* _What is needed_:
Where the string "text" occurs in the material below, report the whole line.

BEGIN Material for this task

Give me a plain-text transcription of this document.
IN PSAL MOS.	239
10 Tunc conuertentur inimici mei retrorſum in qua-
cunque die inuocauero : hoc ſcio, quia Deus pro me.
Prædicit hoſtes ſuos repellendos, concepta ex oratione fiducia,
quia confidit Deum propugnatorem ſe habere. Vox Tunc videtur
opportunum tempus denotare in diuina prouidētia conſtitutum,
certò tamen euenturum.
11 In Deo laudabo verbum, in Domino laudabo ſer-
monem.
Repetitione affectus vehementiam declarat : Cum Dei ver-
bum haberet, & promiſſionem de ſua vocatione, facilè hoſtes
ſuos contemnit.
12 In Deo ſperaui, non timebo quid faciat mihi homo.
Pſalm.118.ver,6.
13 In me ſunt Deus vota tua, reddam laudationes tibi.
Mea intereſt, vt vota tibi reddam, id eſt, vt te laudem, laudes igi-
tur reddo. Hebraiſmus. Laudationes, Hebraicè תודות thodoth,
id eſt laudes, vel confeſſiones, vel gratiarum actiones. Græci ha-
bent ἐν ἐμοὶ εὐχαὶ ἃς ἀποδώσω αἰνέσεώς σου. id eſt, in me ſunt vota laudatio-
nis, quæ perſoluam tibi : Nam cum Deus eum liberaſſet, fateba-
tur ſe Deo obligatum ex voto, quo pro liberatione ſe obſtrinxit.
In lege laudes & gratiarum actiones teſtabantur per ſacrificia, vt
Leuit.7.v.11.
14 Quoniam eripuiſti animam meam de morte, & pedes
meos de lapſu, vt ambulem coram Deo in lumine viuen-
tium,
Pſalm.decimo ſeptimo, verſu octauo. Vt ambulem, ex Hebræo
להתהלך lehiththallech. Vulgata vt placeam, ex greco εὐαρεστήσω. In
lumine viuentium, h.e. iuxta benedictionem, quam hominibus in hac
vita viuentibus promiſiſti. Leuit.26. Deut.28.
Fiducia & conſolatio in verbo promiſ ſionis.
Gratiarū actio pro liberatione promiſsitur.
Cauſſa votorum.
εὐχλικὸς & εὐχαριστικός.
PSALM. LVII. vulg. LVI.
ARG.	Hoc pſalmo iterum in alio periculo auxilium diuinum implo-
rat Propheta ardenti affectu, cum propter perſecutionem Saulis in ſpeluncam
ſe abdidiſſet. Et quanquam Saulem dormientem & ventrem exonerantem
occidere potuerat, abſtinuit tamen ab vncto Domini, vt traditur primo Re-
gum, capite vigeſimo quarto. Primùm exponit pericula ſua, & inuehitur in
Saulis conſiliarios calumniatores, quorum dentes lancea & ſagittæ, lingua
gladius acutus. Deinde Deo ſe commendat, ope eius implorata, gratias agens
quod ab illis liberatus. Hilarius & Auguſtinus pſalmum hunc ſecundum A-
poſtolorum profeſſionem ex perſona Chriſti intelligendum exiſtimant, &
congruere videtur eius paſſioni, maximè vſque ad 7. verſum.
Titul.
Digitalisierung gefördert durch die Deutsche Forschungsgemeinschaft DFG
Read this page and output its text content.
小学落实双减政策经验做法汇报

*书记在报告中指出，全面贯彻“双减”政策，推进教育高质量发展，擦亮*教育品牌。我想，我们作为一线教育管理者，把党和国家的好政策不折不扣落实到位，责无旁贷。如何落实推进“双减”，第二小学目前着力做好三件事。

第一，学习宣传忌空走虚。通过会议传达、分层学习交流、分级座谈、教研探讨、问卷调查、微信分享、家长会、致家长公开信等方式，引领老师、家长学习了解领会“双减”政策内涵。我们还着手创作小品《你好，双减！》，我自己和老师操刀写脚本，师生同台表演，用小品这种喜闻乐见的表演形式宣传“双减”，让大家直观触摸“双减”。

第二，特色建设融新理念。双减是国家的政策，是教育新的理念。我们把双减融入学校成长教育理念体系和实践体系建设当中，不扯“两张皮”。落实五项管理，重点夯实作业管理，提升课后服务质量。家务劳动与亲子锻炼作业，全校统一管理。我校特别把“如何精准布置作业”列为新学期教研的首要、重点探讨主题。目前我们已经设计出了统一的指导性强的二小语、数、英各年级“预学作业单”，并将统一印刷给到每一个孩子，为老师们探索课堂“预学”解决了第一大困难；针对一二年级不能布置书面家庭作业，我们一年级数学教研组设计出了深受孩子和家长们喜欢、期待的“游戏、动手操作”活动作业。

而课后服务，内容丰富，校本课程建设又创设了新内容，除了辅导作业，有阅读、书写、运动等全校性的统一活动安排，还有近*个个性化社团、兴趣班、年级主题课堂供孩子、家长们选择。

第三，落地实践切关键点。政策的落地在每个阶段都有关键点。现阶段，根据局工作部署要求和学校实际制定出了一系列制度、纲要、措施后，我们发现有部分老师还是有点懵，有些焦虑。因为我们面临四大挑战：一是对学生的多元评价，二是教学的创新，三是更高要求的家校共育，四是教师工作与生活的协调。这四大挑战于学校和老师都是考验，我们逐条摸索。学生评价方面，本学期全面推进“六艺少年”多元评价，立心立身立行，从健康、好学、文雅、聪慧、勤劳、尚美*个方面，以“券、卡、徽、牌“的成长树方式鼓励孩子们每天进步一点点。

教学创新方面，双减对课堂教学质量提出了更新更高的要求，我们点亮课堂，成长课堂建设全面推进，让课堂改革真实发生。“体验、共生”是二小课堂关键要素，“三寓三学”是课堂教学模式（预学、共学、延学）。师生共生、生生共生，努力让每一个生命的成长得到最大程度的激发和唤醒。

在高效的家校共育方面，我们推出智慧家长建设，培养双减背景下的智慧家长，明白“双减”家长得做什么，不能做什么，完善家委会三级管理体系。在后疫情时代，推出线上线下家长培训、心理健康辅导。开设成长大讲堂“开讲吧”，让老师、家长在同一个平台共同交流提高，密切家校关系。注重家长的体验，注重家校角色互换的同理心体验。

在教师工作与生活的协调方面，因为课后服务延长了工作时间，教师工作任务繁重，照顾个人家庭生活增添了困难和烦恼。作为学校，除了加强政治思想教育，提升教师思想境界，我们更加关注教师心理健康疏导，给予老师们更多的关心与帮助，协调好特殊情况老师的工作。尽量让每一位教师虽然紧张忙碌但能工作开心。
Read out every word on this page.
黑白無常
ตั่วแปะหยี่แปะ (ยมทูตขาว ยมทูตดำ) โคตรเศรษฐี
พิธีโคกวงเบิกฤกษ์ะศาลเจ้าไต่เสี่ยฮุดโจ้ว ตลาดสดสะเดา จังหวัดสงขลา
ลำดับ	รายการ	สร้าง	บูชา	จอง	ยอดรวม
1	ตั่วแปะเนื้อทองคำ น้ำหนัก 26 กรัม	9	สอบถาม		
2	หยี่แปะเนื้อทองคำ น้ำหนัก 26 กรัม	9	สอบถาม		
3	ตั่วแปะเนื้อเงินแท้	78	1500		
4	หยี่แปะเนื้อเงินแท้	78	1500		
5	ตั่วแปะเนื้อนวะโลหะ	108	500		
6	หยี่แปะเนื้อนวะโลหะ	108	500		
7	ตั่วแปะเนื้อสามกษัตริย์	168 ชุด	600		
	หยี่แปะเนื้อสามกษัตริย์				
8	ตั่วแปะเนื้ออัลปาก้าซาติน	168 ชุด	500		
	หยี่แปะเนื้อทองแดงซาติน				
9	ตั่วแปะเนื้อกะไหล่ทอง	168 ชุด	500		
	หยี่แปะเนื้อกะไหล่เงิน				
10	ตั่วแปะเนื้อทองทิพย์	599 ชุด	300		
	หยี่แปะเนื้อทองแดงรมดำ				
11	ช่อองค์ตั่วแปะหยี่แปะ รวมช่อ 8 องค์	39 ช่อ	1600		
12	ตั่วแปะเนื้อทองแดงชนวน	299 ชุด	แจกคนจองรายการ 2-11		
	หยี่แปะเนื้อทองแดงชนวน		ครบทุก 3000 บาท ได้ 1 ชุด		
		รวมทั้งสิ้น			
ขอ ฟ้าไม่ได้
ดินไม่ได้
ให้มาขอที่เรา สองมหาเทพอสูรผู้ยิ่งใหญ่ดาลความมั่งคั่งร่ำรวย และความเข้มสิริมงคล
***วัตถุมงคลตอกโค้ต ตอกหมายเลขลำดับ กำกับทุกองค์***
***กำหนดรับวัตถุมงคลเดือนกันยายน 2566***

END Material for this task

* _The completed task_:
Give me a plain-text transcription of this document.
Read this page and output its text content.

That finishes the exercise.